▸ **Request**
Check each line of the material below, and copy it if it holds the string "document".

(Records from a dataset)
* * * *
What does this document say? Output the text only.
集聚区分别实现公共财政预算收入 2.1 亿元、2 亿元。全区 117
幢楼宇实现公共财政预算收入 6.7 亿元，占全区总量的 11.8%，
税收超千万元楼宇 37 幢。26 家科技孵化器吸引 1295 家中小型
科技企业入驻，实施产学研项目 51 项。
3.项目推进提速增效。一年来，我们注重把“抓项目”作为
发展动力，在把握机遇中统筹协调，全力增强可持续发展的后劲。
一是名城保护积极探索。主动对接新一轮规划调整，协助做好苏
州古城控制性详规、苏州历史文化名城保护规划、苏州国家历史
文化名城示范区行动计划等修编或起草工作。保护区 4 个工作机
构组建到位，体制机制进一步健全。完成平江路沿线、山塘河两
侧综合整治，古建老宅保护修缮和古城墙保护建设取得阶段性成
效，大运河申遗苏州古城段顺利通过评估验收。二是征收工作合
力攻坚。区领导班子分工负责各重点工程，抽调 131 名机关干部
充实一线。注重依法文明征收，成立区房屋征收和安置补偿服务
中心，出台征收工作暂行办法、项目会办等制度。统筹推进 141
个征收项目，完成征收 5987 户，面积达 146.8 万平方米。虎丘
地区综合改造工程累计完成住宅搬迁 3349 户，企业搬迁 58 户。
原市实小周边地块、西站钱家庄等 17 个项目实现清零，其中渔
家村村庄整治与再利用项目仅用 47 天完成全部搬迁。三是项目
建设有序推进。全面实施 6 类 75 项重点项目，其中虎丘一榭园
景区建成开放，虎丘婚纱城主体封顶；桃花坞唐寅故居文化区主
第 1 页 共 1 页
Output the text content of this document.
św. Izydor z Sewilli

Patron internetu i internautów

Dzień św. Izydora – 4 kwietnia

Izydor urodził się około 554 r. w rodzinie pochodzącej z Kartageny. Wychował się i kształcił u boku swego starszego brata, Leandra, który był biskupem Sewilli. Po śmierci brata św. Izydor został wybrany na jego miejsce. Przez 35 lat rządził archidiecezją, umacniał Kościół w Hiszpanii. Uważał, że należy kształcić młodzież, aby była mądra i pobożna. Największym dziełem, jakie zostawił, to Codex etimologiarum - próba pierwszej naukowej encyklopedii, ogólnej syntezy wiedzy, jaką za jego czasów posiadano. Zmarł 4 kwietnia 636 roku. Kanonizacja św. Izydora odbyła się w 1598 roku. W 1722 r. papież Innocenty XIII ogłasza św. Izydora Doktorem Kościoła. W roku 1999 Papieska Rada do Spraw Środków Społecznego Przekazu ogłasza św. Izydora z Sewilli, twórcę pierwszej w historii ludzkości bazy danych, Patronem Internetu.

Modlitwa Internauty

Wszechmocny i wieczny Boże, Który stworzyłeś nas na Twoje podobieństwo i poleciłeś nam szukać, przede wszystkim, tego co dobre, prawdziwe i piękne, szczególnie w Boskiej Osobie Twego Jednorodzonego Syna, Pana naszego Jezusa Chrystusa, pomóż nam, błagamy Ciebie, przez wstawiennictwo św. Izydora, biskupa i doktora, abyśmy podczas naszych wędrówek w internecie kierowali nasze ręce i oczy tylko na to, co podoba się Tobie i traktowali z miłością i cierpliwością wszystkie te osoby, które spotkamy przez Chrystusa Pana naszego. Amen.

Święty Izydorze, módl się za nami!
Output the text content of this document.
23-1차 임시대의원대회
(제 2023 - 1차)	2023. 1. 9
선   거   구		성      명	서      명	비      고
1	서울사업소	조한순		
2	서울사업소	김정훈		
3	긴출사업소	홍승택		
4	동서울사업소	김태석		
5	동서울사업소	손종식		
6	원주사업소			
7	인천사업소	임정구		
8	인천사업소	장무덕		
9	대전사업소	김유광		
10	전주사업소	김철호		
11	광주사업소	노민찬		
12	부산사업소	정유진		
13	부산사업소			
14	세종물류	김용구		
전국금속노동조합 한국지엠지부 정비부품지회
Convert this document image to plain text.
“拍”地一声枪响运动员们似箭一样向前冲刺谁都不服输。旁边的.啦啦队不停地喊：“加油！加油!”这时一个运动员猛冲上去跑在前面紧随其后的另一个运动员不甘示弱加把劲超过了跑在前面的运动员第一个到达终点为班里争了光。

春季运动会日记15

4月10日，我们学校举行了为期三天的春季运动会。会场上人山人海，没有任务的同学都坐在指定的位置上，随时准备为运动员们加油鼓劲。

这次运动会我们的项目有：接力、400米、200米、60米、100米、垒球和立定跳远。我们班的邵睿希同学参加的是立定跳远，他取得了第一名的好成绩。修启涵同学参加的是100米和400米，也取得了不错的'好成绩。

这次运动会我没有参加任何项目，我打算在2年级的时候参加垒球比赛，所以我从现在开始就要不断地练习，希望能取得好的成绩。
* * * *
▸ **Exercise result**
What does this document say? Output the text only.
Output the text content of this document.
Output the text content of this document.
Convert this document image to plain text.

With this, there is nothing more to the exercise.